● What the task requires:
Return all lines that include the string "rotate".

-- Start Items --

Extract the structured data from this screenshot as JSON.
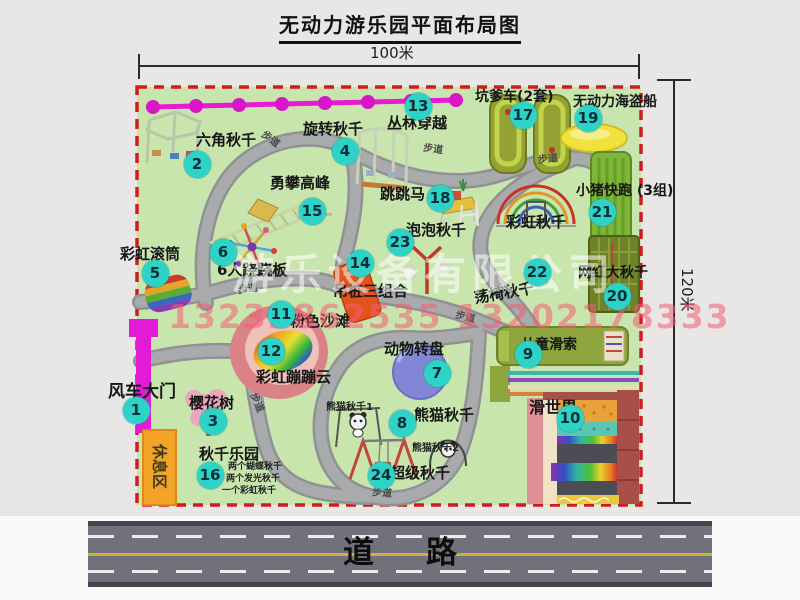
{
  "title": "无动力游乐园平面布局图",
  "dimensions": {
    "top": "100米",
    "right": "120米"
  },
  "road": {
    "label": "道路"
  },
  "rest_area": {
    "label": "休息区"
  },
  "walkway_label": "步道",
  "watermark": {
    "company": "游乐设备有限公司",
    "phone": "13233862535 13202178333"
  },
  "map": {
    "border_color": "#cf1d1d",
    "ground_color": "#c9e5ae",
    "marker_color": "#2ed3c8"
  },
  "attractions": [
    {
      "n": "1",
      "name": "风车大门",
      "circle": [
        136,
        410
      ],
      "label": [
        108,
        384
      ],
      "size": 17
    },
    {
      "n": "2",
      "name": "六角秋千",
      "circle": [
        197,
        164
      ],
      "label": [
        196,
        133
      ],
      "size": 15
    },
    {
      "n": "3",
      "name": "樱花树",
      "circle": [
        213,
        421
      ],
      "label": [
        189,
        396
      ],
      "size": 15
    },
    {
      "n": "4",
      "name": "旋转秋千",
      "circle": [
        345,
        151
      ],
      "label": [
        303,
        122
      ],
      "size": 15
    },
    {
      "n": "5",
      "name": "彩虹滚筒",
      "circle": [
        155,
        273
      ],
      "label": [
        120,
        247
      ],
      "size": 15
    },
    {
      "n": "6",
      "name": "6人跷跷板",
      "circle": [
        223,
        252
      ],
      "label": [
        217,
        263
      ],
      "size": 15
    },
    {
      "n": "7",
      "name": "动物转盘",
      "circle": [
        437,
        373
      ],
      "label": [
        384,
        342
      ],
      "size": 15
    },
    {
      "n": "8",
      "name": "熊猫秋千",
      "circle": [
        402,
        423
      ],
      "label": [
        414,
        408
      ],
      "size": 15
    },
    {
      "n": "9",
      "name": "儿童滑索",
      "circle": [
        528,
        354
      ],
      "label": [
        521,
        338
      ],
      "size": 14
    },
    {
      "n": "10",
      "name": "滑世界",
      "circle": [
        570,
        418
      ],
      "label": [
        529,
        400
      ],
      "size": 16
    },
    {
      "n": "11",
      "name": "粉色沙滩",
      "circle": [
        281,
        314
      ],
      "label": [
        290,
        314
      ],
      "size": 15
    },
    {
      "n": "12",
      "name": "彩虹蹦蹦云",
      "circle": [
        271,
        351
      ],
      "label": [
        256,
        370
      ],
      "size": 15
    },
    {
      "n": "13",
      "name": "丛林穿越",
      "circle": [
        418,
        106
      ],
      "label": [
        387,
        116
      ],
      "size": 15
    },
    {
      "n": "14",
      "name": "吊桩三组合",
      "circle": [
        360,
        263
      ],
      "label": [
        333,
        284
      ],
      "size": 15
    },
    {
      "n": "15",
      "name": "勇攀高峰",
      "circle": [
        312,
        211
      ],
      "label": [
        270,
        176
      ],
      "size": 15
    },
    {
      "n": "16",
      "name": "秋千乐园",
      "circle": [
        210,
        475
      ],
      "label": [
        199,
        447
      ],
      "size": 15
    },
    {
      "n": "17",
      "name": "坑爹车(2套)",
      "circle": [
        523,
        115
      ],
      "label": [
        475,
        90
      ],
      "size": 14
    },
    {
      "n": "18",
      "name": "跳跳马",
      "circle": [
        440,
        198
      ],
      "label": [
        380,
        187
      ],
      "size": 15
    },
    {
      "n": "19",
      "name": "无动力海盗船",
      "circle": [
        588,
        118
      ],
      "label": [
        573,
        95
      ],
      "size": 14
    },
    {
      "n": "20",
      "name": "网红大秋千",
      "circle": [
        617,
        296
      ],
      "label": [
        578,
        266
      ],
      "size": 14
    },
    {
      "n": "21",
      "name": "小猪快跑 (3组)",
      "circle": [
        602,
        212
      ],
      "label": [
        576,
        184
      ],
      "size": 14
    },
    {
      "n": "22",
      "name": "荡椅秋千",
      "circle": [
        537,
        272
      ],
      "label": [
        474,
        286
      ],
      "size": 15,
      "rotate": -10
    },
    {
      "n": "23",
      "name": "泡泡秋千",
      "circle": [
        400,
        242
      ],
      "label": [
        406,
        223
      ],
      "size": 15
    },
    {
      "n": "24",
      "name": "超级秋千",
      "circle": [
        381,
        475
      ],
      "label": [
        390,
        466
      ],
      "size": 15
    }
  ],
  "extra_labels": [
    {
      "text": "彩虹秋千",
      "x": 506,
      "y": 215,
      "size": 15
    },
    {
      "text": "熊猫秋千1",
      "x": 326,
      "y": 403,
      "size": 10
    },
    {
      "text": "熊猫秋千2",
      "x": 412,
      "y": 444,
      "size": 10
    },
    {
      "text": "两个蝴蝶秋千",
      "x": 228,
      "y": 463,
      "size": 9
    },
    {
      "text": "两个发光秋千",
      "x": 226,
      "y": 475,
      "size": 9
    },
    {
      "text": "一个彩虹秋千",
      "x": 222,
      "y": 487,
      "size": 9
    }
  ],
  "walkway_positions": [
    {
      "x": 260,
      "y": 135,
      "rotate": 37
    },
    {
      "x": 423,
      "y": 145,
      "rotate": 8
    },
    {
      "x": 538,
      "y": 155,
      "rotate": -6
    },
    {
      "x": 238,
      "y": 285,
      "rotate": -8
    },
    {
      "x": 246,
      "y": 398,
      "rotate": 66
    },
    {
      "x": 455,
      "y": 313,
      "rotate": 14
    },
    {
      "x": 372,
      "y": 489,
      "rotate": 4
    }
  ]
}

-- End Items --
-- Start Items --

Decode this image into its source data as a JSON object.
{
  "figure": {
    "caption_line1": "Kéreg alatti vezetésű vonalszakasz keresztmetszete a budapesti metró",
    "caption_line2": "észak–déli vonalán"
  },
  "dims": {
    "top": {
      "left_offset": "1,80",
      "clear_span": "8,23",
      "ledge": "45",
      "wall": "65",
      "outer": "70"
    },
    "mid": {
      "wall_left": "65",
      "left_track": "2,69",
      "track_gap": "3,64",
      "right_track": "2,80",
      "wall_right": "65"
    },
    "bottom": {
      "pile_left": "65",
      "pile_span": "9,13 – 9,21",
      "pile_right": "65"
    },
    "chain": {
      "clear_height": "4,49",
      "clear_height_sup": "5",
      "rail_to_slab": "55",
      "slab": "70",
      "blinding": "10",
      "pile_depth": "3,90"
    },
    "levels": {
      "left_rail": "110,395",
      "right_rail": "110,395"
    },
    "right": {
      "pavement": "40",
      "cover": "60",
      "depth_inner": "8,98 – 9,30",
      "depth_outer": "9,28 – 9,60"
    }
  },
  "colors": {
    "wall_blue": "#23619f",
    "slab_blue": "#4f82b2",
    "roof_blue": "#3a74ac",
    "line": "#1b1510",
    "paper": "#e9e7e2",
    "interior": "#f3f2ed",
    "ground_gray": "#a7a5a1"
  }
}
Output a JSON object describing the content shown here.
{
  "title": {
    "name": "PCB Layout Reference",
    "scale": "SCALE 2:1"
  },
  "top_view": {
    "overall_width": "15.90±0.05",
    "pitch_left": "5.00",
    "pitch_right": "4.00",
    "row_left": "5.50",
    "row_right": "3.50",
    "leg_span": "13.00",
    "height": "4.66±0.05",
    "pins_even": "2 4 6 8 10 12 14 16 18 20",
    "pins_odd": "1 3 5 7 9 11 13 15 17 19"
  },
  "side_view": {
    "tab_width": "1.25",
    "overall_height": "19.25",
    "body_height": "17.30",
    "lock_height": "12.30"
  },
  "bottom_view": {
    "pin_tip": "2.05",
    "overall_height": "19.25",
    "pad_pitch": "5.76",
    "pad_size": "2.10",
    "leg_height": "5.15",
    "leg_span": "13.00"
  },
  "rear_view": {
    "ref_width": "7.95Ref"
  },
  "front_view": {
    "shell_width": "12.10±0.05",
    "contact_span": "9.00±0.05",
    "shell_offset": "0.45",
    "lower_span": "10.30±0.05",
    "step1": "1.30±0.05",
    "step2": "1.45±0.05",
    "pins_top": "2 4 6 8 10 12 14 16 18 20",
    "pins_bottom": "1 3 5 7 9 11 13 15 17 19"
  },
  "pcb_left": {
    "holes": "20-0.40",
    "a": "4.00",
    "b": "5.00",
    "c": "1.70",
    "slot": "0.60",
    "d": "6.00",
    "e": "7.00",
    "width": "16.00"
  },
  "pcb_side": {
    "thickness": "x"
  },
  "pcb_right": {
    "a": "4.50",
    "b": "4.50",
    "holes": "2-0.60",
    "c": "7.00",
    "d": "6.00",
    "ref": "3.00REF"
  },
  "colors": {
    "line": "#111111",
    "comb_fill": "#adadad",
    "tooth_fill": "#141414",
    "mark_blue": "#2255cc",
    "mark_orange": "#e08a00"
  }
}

-- End Items --
-- Start Items --

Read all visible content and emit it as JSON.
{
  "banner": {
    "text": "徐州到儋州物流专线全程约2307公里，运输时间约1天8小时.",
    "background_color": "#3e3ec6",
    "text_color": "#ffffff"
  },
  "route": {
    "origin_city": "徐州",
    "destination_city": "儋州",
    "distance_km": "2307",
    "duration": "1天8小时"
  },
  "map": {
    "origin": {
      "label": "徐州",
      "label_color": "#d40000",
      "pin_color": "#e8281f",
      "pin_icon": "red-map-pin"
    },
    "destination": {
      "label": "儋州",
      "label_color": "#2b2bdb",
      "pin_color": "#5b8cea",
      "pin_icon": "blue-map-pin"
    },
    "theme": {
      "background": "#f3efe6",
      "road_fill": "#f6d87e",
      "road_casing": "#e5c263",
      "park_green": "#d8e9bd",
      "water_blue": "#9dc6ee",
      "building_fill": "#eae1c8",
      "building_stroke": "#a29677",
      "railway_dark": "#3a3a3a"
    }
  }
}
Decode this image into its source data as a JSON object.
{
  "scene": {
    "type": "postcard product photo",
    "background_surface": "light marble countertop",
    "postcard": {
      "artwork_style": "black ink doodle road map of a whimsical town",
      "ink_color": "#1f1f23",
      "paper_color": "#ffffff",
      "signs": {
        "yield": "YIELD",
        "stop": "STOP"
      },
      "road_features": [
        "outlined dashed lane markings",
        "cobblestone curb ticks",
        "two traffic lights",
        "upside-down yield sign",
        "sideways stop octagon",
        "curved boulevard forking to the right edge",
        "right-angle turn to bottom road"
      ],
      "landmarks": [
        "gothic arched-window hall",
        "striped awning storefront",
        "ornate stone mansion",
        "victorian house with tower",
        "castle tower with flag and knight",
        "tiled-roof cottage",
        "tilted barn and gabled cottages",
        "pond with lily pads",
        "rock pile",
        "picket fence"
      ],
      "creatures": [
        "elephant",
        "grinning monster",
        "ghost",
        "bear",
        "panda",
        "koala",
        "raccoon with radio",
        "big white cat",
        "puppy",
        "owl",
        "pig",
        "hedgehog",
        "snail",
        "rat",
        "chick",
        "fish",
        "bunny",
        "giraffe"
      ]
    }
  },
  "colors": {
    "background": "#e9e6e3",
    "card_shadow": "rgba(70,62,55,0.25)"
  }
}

-- End Items --

● The completed task:
      "rotate": -10
      "rotate": 37
      "rotate": 8
      "rotate": -6
      "rotate": -8
      "rotate": 66
      "rotate": 14
      "rotate": 4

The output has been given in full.